** BEGIN DATA ENTRIES **
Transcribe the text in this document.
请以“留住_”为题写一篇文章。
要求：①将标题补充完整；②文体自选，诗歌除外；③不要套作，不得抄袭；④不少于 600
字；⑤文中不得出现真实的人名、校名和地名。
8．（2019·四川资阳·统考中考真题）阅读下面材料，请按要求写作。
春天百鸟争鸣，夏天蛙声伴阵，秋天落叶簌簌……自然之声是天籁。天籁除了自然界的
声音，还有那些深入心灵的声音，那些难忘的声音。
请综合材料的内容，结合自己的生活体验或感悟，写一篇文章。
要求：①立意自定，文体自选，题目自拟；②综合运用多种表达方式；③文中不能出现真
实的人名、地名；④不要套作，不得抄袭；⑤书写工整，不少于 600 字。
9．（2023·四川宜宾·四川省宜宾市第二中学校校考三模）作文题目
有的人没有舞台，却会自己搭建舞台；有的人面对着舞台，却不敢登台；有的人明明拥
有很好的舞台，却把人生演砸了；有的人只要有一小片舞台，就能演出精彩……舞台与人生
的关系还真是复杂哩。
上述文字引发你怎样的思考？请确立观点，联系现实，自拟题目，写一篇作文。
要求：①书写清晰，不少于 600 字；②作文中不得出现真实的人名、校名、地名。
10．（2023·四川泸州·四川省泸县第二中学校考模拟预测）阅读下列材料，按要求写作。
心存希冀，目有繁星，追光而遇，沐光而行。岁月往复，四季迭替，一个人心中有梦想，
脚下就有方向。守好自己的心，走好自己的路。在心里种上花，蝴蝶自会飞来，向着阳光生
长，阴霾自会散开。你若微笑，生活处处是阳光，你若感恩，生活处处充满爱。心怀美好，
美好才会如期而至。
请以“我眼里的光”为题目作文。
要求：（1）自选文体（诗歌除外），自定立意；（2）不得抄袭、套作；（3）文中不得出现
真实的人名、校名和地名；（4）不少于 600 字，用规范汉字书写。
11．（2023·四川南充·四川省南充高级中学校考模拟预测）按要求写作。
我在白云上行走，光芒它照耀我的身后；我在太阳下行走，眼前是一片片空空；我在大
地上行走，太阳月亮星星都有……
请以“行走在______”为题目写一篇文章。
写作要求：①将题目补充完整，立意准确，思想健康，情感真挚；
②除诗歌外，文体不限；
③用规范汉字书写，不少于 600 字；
** END DATA ENTRIES **
Write out every entry word for word.

TASK ANSWER:
Transcribe the text in this document.
请以“留住_”为题写一篇文章。
要求：①将标题补充完整；②文体自选，诗歌除外；③不要套作，不得抄袭；④不少于 600
字；⑤文中不得出现真实的人名、校名和地名。
8．（2019·四川资阳·统考中考真题）阅读下面材料，请按要求写作。
春天百鸟争鸣，夏天蛙声伴阵，秋天落叶簌簌……自然之声是天籁。天籁除了自然界的
声音，还有那些深入心灵的声音，那些难忘的声音。
请综合材料的内容，结合自己的生活体验或感悟，写一篇文章。
要求：①立意自定，文体自选，题目自拟；②综合运用多种表达方式；③文中不能出现真
实的人名、地名；④不要套作，不得抄袭；⑤书写工整，不少于 600 字。
9．（2023·四川宜宾·四川省宜宾市第二中学校校考三模）作文题目
有的人没有舞台，却会自己搭建舞台；有的人面对着舞台，却不敢登台；有的人明明拥
有很好的舞台，却把人生演砸了；有的人只要有一小片舞台，就能演出精彩……舞台与人生
的关系还真是复杂哩。
上述文字引发你怎样的思考？请确立观点，联系现实，自拟题目，写一篇作文。
要求：①书写清晰，不少于 600 字；②作文中不得出现真实的人名、校名、地名。
10．（2023·四川泸州·四川省泸县第二中学校考模拟预测）阅读下列材料，按要求写作。
心存希冀，目有繁星，追光而遇，沐光而行。岁月往复，四季迭替，一个人心中有梦想，
脚下就有方向。守好自己的心，走好自己的路。在心里种上花，蝴蝶自会飞来，向着阳光生
长，阴霾自会散开。你若微笑，生活处处是阳光，你若感恩，生活处处充满爱。心怀美好，
美好才会如期而至。
请以“我眼里的光”为题目作文。
要求：（1）自选文体（诗歌除外），自定立意；（2）不得抄袭、套作；（3）文中不得出现
真实的人名、校名和地名；（4）不少于 600 字，用规范汉字书写。
11．（2023·四川南充·四川省南充高级中学校考模拟预测）按要求写作。
我在白云上行走，光芒它照耀我的身后；我在太阳下行走，眼前是一片片空空；我在大
地上行走，太阳月亮星星都有……
请以“行走在______”为题目写一篇文章。
写作要求：①将题目补充完整，立意准确，思想健康，情感真挚；
②除诗歌外，文体不限；
③用规范汉字书写，不少于 600 字；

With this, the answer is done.